Data extracted from a collection
---------------

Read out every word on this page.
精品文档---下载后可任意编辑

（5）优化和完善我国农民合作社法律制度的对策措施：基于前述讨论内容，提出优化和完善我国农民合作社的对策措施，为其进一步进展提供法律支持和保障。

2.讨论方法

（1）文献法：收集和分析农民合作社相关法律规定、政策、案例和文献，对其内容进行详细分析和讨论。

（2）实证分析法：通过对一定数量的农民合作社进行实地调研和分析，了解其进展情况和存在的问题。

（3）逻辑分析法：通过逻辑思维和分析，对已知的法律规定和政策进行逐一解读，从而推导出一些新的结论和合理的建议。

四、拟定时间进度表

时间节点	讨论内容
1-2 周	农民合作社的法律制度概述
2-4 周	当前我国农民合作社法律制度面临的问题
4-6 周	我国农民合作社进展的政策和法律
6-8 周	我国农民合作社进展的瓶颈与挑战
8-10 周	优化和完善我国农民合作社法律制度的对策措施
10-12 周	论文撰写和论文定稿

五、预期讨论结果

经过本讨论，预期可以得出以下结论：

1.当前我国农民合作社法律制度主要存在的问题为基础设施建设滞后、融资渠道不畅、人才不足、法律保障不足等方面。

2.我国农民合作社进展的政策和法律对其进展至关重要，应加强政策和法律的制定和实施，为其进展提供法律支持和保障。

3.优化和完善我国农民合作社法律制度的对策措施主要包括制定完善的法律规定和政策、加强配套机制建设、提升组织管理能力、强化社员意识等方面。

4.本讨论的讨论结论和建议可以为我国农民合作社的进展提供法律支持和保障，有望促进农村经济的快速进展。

---------------

The request
The records above must be repeated exactly, every one of them.

Expected output
Read out every word on this page.
精品文档---下载后可任意编辑

（5）优化和完善我国农民合作社法律制度的对策措施：基于前述讨论内容，提出优化和完善我国农民合作社的对策措施，为其进一步进展提供法律支持和保障。

2.讨论方法

（1）文献法：收集和分析农民合作社相关法律规定、政策、案例和文献，对其内容进行详细分析和讨论。

（2）实证分析法：通过对一定数量的农民合作社进行实地调研和分析，了解其进展情况和存在的问题。

（3）逻辑分析法：通过逻辑思维和分析，对已知的法律规定和政策进行逐一解读，从而推导出一些新的结论和合理的建议。

四、拟定时间进度表

时间节点	讨论内容
1-2 周	农民合作社的法律制度概述
2-4 周	当前我国农民合作社法律制度面临的问题
4-6 周	我国农民合作社进展的政策和法律
6-8 周	我国农民合作社进展的瓶颈与挑战
8-10 周	优化和完善我国农民合作社法律制度的对策措施
10-12 周	论文撰写和论文定稿

五、预期讨论结果

经过本讨论，预期可以得出以下结论：

1.当前我国农民合作社法律制度主要存在的问题为基础设施建设滞后、融资渠道不畅、人才不足、法律保障不足等方面。

2.我国农民合作社进展的政策和法律对其进展至关重要，应加强政策和法律的制定和实施，为其进展提供法律支持和保障。

3.优化和完善我国农民合作社法律制度的对策措施主要包括制定完善的法律规定和政策、加强配套机制建设、提升组织管理能力、强化社员意识等方面。

4.本讨论的讨论结论和建议可以为我国农民合作社的进展提供法律支持和保障，有望促进农村经济的快速进展。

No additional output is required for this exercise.